[Chart and figure data]
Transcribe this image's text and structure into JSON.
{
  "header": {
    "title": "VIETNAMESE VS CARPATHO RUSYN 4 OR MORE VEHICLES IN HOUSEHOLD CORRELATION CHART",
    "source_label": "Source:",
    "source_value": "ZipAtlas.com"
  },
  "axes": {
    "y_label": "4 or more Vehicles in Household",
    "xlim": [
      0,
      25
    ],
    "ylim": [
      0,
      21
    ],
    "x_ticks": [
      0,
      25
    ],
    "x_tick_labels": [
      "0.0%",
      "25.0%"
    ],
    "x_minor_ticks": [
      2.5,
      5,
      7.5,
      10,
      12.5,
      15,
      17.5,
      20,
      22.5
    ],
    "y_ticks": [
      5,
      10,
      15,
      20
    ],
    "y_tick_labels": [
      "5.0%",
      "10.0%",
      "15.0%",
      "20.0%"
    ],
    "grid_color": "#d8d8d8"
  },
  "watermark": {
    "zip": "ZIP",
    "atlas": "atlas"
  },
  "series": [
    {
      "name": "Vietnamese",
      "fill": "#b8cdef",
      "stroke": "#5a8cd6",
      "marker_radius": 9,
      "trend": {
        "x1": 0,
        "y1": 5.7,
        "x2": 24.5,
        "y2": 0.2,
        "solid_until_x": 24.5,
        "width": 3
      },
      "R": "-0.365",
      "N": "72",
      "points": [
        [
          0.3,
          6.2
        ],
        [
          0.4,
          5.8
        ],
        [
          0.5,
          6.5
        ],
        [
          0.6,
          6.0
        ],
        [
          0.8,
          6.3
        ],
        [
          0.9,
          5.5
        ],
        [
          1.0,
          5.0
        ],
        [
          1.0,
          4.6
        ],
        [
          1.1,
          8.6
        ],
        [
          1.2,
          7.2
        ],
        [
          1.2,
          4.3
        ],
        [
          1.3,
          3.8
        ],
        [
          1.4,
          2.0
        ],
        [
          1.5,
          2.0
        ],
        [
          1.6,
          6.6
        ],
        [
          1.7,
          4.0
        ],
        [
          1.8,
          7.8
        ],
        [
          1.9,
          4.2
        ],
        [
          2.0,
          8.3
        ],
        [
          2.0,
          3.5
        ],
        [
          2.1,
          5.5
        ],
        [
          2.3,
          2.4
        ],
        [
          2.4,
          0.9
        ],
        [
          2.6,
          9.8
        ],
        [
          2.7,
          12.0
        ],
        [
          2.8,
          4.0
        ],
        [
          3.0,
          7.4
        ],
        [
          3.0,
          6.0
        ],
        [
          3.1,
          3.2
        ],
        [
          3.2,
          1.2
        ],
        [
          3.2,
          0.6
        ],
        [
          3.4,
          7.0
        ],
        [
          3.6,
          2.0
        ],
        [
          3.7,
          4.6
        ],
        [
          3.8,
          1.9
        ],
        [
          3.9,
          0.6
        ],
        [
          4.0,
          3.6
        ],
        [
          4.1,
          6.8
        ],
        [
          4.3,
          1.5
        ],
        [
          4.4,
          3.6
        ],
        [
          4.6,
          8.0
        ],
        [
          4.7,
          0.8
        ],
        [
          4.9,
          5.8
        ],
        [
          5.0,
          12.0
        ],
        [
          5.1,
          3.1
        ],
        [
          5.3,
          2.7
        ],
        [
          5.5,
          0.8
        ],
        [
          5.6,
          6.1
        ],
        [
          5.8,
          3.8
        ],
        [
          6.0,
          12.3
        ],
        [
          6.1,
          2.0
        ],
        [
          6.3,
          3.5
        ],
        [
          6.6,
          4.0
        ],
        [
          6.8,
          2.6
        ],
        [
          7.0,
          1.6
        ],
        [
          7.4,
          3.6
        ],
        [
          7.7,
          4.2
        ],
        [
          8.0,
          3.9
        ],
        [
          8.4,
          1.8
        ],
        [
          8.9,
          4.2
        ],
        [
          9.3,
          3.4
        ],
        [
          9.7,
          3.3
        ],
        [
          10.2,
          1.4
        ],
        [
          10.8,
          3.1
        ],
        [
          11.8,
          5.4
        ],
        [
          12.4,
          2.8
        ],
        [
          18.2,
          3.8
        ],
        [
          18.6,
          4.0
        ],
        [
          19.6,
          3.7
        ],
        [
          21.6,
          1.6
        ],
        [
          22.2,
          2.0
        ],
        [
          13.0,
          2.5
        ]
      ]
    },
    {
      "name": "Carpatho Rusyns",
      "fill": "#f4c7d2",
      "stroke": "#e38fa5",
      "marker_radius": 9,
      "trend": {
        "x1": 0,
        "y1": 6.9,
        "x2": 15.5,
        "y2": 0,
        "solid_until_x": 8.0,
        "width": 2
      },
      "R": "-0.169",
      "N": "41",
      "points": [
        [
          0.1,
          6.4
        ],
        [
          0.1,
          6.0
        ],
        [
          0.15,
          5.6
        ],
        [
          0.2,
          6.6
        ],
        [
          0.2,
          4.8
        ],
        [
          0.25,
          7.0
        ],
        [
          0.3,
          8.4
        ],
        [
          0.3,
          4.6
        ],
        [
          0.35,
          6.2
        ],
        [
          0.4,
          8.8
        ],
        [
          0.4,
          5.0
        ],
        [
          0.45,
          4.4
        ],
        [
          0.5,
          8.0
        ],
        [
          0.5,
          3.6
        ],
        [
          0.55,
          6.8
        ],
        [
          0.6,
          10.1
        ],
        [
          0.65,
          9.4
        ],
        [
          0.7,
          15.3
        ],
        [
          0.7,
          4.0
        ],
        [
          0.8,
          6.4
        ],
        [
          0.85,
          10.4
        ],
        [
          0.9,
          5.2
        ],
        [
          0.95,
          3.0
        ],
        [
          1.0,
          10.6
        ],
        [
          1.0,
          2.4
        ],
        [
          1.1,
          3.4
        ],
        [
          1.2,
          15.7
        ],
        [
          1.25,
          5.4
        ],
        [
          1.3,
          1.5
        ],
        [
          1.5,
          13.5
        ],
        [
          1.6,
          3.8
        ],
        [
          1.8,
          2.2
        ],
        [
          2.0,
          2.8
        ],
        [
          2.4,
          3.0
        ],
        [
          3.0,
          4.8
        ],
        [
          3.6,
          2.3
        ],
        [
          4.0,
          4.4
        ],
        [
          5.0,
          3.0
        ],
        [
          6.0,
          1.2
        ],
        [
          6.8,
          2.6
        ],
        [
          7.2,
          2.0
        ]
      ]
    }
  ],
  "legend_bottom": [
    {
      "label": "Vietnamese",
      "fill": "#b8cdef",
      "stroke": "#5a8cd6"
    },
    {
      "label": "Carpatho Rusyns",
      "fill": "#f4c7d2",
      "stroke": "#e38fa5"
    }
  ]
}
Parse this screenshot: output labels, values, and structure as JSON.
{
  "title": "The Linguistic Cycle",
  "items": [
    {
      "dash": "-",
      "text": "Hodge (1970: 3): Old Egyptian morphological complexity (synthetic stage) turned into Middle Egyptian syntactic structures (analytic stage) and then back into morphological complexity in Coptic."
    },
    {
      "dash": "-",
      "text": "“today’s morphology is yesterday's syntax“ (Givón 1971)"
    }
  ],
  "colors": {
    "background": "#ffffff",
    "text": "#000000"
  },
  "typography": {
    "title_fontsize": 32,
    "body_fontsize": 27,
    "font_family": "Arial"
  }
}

Exercise → Restate the records, all of them, precisely as written.

Result for this exercise →
Transcribe this image's text and structure into JSON.
{
  "header": {
    "title": "VIETNAMESE VS CARPATHO RUSYN 4 OR MORE VEHICLES IN HOUSEHOLD CORRELATION CHART",
    "source_label": "Source:",
    "source_value": "ZipAtlas.com"
  },
  "axes": {
    "y_label": "4 or more Vehicles in Household",
    "xlim": [
      0,
      25
    ],
    "ylim": [
      0,
      21
    ],
    "x_ticks": [
      0,
      25
    ],
    "x_tick_labels": [
      "0.0%",
      "25.0%"
    ],
    "x_minor_ticks": [
      2.5,
      5,
      7.5,
      10,
      12.5,
      15,
      17.5,
      20,
      22.5
    ],
    "y_ticks": [
      5,
      10,
      15,
      20
    ],
    "y_tick_labels": [
      "5.0%",
      "10.0%",
      "15.0%",
      "20.0%"
    ],
    "grid_color": "#d8d8d8"
  },
  "watermark": {
    "zip": "ZIP",
    "atlas": "atlas"
  },
  "series": [
    {
      "name": "Vietnamese",
      "fill": "#b8cdef",
      "stroke": "#5a8cd6",
      "marker_radius": 9,
      "trend": {
        "x1": 0,
        "y1": 5.7,
        "x2": 24.5,
        "y2": 0.2,
        "solid_until_x": 24.5,
        "width": 3
      },
      "R": "-0.365",
      "N": "72",
      "points": [
        [
          0.3,
          6.2
        ],
        [
          0.4,
          5.8
        ],
        [
          0.5,
          6.5
        ],
        [
          0.6,
          6.0
        ],
        [
          0.8,
          6.3
        ],
        [
          0.9,
          5.5
        ],
        [
          1.0,
          5.0
        ],
        [
          1.0,
          4.6
        ],
        [
          1.1,
          8.6
        ],
        [
          1.2,
          7.2
        ],
        [
          1.2,
          4.3
        ],
        [
          1.3,
          3.8
        ],
        [
          1.4,
          2.0
        ],
        [
          1.5,
          2.0
        ],
        [
          1.6,
          6.6
        ],
        [
          1.7,
          4.0
        ],
        [
          1.8,
          7.8
        ],
        [
          1.9,
          4.2
        ],
        [
          2.0,
          8.3
        ],
        [
          2.0,
          3.5
        ],
        [
          2.1,
          5.5
        ],
        [
          2.3,
          2.4
        ],
        [
          2.4,
          0.9
        ],
        [
          2.6,
          9.8
        ],
        [
          2.7,
          12.0
        ],
        [
          2.8,
          4.0
        ],
        [
          3.0,
          7.4
        ],
        [
          3.0,
          6.0
        ],
        [
          3.1,
          3.2
        ],
        [
          3.2,
          1.2
        ],
        [
          3.2,
          0.6
        ],
        [
          3.4,
          7.0
        ],
        [
          3.6,
          2.0
        ],
        [
          3.7,
          4.6
        ],
        [
          3.8,
          1.9
        ],
        [
          3.9,
          0.6
        ],
        [
          4.0,
          3.6
        ],
        [
          4.1,
          6.8
        ],
        [
          4.3,
          1.5
        ],
        [
          4.4,
          3.6
        ],
        [
          4.6,
          8.0
        ],
        [
          4.7,
          0.8
        ],
        [
          4.9,
          5.8
        ],
        [
          5.0,
          12.0
        ],
        [
          5.1,
          3.1
        ],
        [
          5.3,
          2.7
        ],
        [
          5.5,
          0.8
        ],
        [
          5.6,
          6.1
        ],
        [
          5.8,
          3.8
        ],
        [
          6.0,
          12.3
        ],
        [
          6.1,
          2.0
        ],
        [
          6.3,
          3.5
        ],
        [
          6.6,
          4.0
        ],
        [
          6.8,
          2.6
        ],
        [
          7.0,
          1.6
        ],
        [
          7.4,
          3.6
        ],
        [
          7.7,
          4.2
        ],
        [
          8.0,
          3.9
        ],
        [
          8.4,
          1.8
        ],
        [
          8.9,
          4.2
        ],
        [
          9.3,
          3.4
        ],
        [
          9.7,
          3.3
        ],
        [
          10.2,
          1.4
        ],
        [
          10.8,
          3.1
        ],
        [
          11.8,
          5.4
        ],
        [
          12.4,
          2.8
        ],
        [
          18.2,
          3.8
        ],
        [
          18.6,
          4.0
        ],
        [
          19.6,
          3.7
        ],
        [
          21.6,
          1.6
        ],
        [
          22.2,
          2.0
        ],
        [
          13.0,
          2.5
        ]
      ]
    },
    {
      "name": "Carpatho Rusyns",
      "fill": "#f4c7d2",
      "stroke": "#e38fa5",
      "marker_radius": 9,
      "trend": {
        "x1": 0,
        "y1": 6.9,
        "x2": 15.5,
        "y2": 0,
        "solid_until_x": 8.0,
        "width": 2
      },
      "R": "-0.169",
      "N": "41",
      "points": [
        [
          0.1,
          6.4
        ],
        [
          0.1,
          6.0
        ],
        [
          0.15,
          5.6
        ],
        [
          0.2,
          6.6
        ],
        [
          0.2,
          4.8
        ],
        [
          0.25,
          7.0
        ],
        [
          0.3,
          8.4
        ],
        [
          0.3,
          4.6
        ],
        [
          0.35,
          6.2
        ],
        [
          0.4,
          8.8
        ],
        [
          0.4,
          5.0
        ],
        [
          0.45,
          4.4
        ],
        [
          0.5,
          8.0
        ],
        [
          0.5,
          3.6
        ],
        [
          0.55,
          6.8
        ],
        [
          0.6,
          10.1
        ],
        [
          0.65,
          9.4
        ],
        [
          0.7,
          15.3
        ],
        [
          0.7,
          4.0
        ],
        [
          0.8,
          6.4
        ],
        [
          0.85,
          10.4
        ],
        [
          0.9,
          5.2
        ],
        [
          0.95,
          3.0
        ],
        [
          1.0,
          10.6
        ],
        [
          1.0,
          2.4
        ],
        [
          1.1,
          3.4
        ],
        [
          1.2,
          15.7
        ],
        [
          1.25,
          5.4
        ],
        [
          1.3,
          1.5
        ],
        [
          1.5,
          13.5
        ],
        [
          1.6,
          3.8
        ],
        [
          1.8,
          2.2
        ],
        [
          2.0,
          2.8
        ],
        [
          2.4,
          3.0
        ],
        [
          3.0,
          4.8
        ],
        [
          3.6,
          2.3
        ],
        [
          4.0,
          4.4
        ],
        [
          5.0,
          3.0
        ],
        [
          6.0,
          1.2
        ],
        [
          6.8,
          2.6
        ],
        [
          7.2,
          2.0
        ]
      ]
    }
  ],
  "legend_bottom": [
    {
      "label": "Vietnamese",
      "fill": "#b8cdef",
      "stroke": "#5a8cd6"
    },
    {
      "label": "Carpatho Rusyns",
      "fill": "#f4c7d2",
      "stroke": "#e38fa5"
    }
  ]
}
Parse this screenshot: output labels, values, and structure as JSON.
{
  "title": "The Linguistic Cycle",
  "items": [
    {
      "dash": "-",
      "text": "Hodge (1970: 3): Old Egyptian morphological complexity (synthetic stage) turned into Middle Egyptian syntactic structures (analytic stage) and then back into morphological complexity in Coptic."
    },
    {
      "dash": "-",
      "text": "“today’s morphology is yesterday's syntax“ (Givón 1971)"
    }
  ],
  "colors": {
    "background": "#ffffff",
    "text": "#000000"
  },
  "typography": {
    "title_fontsize": 32,
    "body_fontsize": 27,
    "font_family": "Arial"
  }
}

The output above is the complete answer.